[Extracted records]

————

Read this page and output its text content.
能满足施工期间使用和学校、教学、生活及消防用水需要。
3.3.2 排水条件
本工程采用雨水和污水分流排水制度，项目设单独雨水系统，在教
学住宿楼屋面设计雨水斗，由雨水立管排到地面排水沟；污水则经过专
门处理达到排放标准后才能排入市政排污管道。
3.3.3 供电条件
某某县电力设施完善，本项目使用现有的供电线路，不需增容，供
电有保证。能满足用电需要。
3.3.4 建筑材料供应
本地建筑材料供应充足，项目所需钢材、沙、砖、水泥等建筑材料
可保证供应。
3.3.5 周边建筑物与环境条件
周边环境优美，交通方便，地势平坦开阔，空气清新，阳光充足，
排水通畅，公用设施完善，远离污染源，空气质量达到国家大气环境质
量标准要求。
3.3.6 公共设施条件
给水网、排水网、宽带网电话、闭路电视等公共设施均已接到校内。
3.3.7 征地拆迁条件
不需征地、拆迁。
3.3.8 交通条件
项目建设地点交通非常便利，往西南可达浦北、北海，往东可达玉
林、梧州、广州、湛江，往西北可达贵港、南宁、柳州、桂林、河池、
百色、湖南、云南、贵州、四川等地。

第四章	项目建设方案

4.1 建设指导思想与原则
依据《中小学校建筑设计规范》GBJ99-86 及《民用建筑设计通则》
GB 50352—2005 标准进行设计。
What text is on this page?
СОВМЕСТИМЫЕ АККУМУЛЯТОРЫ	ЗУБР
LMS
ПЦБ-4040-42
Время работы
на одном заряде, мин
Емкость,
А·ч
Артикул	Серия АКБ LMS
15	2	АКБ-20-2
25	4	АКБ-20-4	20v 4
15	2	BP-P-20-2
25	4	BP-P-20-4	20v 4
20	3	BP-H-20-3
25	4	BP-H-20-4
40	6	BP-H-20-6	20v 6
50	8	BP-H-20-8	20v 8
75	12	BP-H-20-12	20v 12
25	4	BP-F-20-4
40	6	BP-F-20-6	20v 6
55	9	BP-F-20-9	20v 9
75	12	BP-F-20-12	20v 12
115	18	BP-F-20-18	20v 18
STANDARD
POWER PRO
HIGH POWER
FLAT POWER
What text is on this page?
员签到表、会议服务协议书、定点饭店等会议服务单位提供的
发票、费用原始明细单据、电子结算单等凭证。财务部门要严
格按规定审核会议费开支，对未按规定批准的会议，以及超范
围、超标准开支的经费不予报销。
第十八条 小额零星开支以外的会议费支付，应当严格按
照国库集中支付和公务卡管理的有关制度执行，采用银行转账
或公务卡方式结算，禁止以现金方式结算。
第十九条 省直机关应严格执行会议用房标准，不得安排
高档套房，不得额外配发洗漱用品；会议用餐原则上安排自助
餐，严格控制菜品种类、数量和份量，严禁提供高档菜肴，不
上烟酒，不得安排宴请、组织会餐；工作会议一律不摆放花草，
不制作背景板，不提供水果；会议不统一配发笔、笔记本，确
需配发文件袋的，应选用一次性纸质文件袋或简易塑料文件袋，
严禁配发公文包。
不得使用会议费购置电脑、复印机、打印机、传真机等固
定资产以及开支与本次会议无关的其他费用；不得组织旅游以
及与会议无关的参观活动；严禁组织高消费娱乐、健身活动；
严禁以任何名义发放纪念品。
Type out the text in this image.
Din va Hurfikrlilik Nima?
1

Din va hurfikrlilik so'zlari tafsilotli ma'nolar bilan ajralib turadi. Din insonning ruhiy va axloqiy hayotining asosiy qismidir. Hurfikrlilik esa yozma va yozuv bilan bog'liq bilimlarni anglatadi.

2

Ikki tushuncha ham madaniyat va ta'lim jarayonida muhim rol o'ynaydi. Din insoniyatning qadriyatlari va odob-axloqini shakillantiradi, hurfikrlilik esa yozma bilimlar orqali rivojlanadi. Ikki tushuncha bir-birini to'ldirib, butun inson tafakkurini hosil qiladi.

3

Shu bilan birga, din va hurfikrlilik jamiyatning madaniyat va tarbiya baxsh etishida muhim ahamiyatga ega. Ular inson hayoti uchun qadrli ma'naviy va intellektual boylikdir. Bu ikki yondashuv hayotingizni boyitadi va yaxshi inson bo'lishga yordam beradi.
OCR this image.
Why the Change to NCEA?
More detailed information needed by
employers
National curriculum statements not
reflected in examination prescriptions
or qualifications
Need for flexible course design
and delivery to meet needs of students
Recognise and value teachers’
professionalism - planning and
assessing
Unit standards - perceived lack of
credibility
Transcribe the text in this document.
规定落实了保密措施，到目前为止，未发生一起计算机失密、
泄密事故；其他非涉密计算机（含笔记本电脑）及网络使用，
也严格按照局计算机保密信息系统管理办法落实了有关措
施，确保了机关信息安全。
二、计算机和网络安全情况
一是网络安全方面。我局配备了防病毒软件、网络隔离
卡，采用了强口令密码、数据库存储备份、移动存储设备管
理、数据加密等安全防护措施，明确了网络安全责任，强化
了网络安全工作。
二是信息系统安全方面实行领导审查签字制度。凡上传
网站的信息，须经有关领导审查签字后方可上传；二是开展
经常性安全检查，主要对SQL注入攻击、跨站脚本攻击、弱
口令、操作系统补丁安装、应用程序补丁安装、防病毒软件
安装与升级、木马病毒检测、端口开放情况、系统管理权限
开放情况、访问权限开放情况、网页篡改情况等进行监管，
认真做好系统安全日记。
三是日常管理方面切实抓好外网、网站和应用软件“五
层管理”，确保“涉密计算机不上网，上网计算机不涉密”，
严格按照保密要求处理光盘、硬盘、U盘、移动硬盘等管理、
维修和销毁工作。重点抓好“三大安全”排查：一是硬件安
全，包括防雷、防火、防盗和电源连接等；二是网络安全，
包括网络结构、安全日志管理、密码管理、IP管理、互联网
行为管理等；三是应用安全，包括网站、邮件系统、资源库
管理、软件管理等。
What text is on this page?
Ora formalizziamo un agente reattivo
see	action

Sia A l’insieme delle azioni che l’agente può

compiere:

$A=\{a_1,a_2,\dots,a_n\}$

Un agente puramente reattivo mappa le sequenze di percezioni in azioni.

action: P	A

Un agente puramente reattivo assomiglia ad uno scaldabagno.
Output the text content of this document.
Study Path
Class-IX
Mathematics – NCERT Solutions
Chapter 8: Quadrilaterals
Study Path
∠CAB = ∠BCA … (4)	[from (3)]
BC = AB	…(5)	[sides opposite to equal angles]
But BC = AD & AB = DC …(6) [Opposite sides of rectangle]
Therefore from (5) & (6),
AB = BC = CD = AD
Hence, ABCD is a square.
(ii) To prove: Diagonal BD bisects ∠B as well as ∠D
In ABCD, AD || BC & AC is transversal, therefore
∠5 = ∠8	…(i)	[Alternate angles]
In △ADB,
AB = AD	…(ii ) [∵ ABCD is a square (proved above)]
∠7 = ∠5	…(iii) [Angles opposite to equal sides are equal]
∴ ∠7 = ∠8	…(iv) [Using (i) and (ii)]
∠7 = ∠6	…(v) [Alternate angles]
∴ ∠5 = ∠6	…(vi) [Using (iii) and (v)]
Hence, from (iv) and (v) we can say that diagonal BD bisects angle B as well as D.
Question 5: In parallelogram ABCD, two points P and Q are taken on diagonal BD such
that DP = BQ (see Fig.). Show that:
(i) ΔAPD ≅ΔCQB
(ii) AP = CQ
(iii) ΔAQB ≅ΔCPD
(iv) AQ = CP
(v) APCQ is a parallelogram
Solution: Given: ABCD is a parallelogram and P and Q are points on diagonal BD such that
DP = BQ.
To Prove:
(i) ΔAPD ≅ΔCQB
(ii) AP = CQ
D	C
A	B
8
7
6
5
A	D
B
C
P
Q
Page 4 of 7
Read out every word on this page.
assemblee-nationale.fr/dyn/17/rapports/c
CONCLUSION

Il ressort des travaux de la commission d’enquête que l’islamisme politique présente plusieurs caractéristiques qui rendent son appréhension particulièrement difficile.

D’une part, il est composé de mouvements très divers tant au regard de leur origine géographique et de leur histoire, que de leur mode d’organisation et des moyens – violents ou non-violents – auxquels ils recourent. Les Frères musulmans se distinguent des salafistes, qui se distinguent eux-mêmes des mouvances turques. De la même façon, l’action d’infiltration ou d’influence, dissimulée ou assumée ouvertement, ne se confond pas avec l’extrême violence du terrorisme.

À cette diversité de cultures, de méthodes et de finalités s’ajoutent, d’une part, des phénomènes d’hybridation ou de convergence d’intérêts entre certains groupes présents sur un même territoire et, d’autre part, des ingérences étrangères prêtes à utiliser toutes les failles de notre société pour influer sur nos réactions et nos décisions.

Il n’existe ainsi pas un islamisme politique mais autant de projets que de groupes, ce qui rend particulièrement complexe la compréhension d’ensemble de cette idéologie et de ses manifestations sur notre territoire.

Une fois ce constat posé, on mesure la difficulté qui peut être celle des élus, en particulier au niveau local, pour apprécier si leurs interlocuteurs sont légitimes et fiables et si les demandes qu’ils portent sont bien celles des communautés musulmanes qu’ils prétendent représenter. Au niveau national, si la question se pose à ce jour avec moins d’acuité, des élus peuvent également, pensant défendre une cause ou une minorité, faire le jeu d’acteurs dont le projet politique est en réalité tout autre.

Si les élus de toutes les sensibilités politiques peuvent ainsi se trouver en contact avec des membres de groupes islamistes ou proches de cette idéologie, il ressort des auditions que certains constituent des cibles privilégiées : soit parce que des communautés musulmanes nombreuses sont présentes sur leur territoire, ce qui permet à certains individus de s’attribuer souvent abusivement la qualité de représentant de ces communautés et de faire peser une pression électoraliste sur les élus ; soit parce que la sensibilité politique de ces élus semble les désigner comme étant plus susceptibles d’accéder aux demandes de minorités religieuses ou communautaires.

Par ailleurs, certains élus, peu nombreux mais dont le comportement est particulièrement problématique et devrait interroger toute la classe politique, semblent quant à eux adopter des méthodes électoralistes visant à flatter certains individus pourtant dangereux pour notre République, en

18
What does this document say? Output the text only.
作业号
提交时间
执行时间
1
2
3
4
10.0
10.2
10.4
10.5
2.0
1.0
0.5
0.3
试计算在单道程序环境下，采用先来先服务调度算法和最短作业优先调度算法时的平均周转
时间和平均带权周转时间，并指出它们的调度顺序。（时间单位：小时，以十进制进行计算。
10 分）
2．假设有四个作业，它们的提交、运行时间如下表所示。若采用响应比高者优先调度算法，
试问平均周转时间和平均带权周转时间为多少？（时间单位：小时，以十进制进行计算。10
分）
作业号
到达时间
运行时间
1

————

• Exercise directions
Count the lines in the records above that contain the word "agente", and reply with only that number.

• Completed task
4